- [WHAT YOU NEED TO DO]:
Write each line out again exactly as written.

- [Records about charts and figures]:

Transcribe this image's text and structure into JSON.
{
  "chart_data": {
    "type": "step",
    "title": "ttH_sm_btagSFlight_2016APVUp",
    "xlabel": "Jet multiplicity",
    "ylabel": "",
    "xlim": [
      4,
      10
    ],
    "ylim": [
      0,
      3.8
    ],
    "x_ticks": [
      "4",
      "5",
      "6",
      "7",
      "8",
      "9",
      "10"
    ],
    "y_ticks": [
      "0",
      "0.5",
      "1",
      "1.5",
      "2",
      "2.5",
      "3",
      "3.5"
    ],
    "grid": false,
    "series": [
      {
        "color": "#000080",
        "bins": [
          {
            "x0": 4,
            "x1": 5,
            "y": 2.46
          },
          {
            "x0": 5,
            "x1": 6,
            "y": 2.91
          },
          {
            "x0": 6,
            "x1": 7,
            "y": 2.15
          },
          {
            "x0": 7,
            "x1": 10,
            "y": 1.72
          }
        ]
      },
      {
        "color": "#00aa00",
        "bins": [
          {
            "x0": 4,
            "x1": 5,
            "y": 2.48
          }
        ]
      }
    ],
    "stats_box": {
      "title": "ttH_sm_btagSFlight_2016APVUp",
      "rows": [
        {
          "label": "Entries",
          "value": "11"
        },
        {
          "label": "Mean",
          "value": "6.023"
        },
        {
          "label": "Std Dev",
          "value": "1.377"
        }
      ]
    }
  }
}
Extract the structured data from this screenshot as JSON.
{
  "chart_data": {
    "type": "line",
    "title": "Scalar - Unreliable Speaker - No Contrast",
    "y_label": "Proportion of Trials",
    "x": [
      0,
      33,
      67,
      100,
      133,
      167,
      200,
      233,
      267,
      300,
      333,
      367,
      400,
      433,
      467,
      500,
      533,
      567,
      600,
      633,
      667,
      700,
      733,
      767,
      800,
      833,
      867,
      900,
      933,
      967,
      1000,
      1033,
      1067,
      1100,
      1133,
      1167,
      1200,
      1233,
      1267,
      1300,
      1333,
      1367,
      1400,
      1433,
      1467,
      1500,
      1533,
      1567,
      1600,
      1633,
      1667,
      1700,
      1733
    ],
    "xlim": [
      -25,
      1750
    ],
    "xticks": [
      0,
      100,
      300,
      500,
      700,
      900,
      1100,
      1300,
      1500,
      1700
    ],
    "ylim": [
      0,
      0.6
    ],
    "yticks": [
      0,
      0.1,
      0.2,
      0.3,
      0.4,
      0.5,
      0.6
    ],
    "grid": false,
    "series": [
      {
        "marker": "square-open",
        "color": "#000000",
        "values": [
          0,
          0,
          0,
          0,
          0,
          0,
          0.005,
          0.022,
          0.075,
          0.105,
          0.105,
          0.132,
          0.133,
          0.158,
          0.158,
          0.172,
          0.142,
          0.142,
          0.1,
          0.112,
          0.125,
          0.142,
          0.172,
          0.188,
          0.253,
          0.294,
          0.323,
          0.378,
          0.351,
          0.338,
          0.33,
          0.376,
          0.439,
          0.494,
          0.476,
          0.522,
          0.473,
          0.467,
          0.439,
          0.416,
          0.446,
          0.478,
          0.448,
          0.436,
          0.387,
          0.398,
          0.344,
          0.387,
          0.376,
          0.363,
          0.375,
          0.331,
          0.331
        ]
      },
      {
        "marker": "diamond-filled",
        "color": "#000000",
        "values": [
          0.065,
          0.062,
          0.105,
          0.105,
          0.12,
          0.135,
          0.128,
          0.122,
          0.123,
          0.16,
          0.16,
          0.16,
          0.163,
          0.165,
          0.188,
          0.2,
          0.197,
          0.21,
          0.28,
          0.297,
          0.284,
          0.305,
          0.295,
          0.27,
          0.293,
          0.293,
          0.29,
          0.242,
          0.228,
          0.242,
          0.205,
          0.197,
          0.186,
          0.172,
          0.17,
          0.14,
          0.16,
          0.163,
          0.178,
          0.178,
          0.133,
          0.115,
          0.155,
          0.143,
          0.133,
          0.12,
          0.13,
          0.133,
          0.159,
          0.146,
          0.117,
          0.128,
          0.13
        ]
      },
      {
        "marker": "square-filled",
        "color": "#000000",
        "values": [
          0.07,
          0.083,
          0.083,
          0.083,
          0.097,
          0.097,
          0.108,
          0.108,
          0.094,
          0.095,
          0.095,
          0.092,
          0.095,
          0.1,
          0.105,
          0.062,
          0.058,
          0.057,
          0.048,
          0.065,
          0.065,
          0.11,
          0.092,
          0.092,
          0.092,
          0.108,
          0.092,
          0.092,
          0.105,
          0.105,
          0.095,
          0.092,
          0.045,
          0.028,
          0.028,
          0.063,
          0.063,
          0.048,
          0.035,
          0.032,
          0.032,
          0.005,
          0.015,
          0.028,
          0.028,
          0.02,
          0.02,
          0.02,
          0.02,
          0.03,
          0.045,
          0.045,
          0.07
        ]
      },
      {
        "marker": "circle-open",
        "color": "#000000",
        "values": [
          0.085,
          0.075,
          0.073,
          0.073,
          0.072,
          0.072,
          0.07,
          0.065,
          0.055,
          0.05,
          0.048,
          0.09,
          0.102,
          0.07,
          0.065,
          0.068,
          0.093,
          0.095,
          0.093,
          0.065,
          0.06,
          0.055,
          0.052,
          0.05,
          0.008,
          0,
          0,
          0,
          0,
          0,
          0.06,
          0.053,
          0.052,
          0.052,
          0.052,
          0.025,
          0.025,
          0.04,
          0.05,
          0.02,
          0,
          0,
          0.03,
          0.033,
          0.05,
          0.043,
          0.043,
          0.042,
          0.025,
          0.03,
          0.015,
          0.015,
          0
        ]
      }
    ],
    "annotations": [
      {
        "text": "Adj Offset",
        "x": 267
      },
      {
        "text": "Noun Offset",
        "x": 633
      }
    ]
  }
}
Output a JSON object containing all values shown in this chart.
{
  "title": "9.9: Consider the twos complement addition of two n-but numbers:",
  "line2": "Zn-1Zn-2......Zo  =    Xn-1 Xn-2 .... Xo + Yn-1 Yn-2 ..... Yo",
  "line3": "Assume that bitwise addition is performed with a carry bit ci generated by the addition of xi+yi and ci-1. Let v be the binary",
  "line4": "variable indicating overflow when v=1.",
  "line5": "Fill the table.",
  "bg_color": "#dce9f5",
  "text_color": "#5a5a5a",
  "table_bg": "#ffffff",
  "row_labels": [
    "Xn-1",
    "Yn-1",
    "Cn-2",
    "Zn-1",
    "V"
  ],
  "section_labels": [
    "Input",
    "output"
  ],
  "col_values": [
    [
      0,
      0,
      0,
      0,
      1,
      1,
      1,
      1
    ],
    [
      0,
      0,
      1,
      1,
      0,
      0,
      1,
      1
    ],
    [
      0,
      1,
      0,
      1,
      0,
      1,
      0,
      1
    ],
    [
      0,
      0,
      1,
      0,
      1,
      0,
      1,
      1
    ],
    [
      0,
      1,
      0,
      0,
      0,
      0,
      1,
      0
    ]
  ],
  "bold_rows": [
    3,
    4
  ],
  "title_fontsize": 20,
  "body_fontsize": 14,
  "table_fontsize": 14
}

- [EXPECTED OUTPUT]:
Transcribe this image's text and structure into JSON.
{
  "chart_data": {
    "type": "step",
    "title": "ttH_sm_btagSFlight_2016APVUp",
    "xlabel": "Jet multiplicity",
    "ylabel": "",
    "xlim": [
      4,
      10
    ],
    "ylim": [
      0,
      3.8
    ],
    "x_ticks": [
      "4",
      "5",
      "6",
      "7",
      "8",
      "9",
      "10"
    ],
    "y_ticks": [
      "0",
      "0.5",
      "1",
      "1.5",
      "2",
      "2.5",
      "3",
      "3.5"
    ],
    "grid": false,
    "series": [
      {
        "color": "#000080",
        "bins": [
          {
            "x0": 4,
            "x1": 5,
            "y": 2.46
          },
          {
            "x0": 5,
            "x1": 6,
            "y": 2.91
          },
          {
            "x0": 6,
            "x1": 7,
            "y": 2.15
          },
          {
            "x0": 7,
            "x1": 10,
            "y": 1.72
          }
        ]
      },
      {
        "color": "#00aa00",
        "bins": [
          {
            "x0": 4,
            "x1": 5,
            "y": 2.48
          }
        ]
      }
    ],
    "stats_box": {
      "title": "ttH_sm_btagSFlight_2016APVUp",
      "rows": [
        {
          "label": "Entries",
          "value": "11"
        },
        {
          "label": "Mean",
          "value": "6.023"
        },
        {
          "label": "Std Dev",
          "value": "1.377"
        }
      ]
    }
  }
}
Extract the structured data from this screenshot as JSON.
{
  "chart_data": {
    "type": "line",
    "title": "Scalar - Unreliable Speaker - No Contrast",
    "y_label": "Proportion of Trials",
    "x": [
      0,
      33,
      67,
      100,
      133,
      167,
      200,
      233,
      267,
      300,
      333,
      367,
      400,
      433,
      467,
      500,
      533,
      567,
      600,
      633,
      667,
      700,
      733,
      767,
      800,
      833,
      867,
      900,
      933,
      967,
      1000,
      1033,
      1067,
      1100,
      1133,
      1167,
      1200,
      1233,
      1267,
      1300,
      1333,
      1367,
      1400,
      1433,
      1467,
      1500,
      1533,
      1567,
      1600,
      1633,
      1667,
      1700,
      1733
    ],
    "xlim": [
      -25,
      1750
    ],
    "xticks": [
      0,
      100,
      300,
      500,
      700,
      900,
      1100,
      1300,
      1500,
      1700
    ],
    "ylim": [
      0,
      0.6
    ],
    "yticks": [
      0,
      0.1,
      0.2,
      0.3,
      0.4,
      0.5,
      0.6
    ],
    "grid": false,
    "series": [
      {
        "marker": "square-open",
        "color": "#000000",
        "values": [
          0,
          0,
          0,
          0,
          0,
          0,
          0.005,
          0.022,
          0.075,
          0.105,
          0.105,
          0.132,
          0.133,
          0.158,
          0.158,
          0.172,
          0.142,
          0.142,
          0.1,
          0.112,
          0.125,
          0.142,
          0.172,
          0.188,
          0.253,
          0.294,
          0.323,
          0.378,
          0.351,
          0.338,
          0.33,
          0.376,
          0.439,
          0.494,
          0.476,
          0.522,
          0.473,
          0.467,
          0.439,
          0.416,
          0.446,
          0.478,
          0.448,
          0.436,
          0.387,
          0.398,
          0.344,
          0.387,
          0.376,
          0.363,
          0.375,
          0.331,
          0.331
        ]
      },
      {
        "marker": "diamond-filled",
        "color": "#000000",
        "values": [
          0.065,
          0.062,
          0.105,
          0.105,
          0.12,
          0.135,
          0.128,
          0.122,
          0.123,
          0.16,
          0.16,
          0.16,
          0.163,
          0.165,
          0.188,
          0.2,
          0.197,
          0.21,
          0.28,
          0.297,
          0.284,
          0.305,
          0.295,
          0.27,
          0.293,
          0.293,
          0.29,
          0.242,
          0.228,
          0.242,
          0.205,
          0.197,
          0.186,
          0.172,
          0.17,
          0.14,
          0.16,
          0.163,
          0.178,
          0.178,
          0.133,
          0.115,
          0.155,
          0.143,
          0.133,
          0.12,
          0.13,
          0.133,
          0.159,
          0.146,
          0.117,
          0.128,
          0.13
        ]
      },
      {
        "marker": "square-filled",
        "color": "#000000",
        "values": [
          0.07,
          0.083,
          0.083,
          0.083,
          0.097,
          0.097,
          0.108,
          0.108,
          0.094,
          0.095,
          0.095,
          0.092,
          0.095,
          0.1,
          0.105,
          0.062,
          0.058,
          0.057,
          0.048,
          0.065,
          0.065,
          0.11,
          0.092,
          0.092,
          0.092,
          0.108,
          0.092,
          0.092,
          0.105,
          0.105,
          0.095,
          0.092,
          0.045,
          0.028,
          0.028,
          0.063,
          0.063,
          0.048,
          0.035,
          0.032,
          0.032,
          0.005,
          0.015,
          0.028,
          0.028,
          0.02,
          0.02,
          0.02,
          0.02,
          0.03,
          0.045,
          0.045,
          0.07
        ]
      },
      {
        "marker": "circle-open",
        "color": "#000000",
        "values": [
          0.085,
          0.075,
          0.073,
          0.073,
          0.072,
          0.072,
          0.07,
          0.065,
          0.055,
          0.05,
          0.048,
          0.09,
          0.102,
          0.07,
          0.065,
          0.068,
          0.093,
          0.095,
          0.093,
          0.065,
          0.06,
          0.055,
          0.052,
          0.05,
          0.008,
          0,
          0,
          0,
          0,
          0,
          0.06,
          0.053,
          0.052,
          0.052,
          0.052,
          0.025,
          0.025,
          0.04,
          0.05,
          0.02,
          0,
          0,
          0.03,
          0.033,
          0.05,
          0.043,
          0.043,
          0.042,
          0.025,
          0.03,
          0.015,
          0.015,
          0
        ]
      }
    ],
    "annotations": [
      {
        "text": "Adj Offset",
        "x": 267
      },
      {
        "text": "Noun Offset",
        "x": 633
      }
    ]
  }
}
Output a JSON object containing all values shown in this chart.
{
  "title": "9.9: Consider the twos complement addition of two n-but numbers:",
  "line2": "Zn-1Zn-2......Zo  =    Xn-1 Xn-2 .... Xo + Yn-1 Yn-2 ..... Yo",
  "line3": "Assume that bitwise addition is performed with a carry bit ci generated by the addition of xi+yi and ci-1. Let v be the binary",
  "line4": "variable indicating overflow when v=1.",
  "line5": "Fill the table.",
  "bg_color": "#dce9f5",
  "text_color": "#5a5a5a",
  "table_bg": "#ffffff",
  "row_labels": [
    "Xn-1",
    "Yn-1",
    "Cn-2",
    "Zn-1",
    "V"
  ],
  "section_labels": [
    "Input",
    "output"
  ],
  "col_values": [
    [
      0,
      0,
      0,
      0,
      1,
      1,
      1,
      1
    ],
    [
      0,
      0,
      1,
      1,
      0,
      0,
      1,
      1
    ],
    [
      0,
      1,
      0,
      1,
      0,
      1,
      0,
      1
    ],
    [
      0,
      0,
      1,
      0,
      1,
      0,
      1,
      1
    ],
    [
      0,
      1,
      0,
      0,
      0,
      0,
      1,
      0
    ]
  ],
  "bold_rows": [
    3,
    4
  ],
  "title_fontsize": 20,
  "body_fontsize": 14,
  "table_fontsize": 14
}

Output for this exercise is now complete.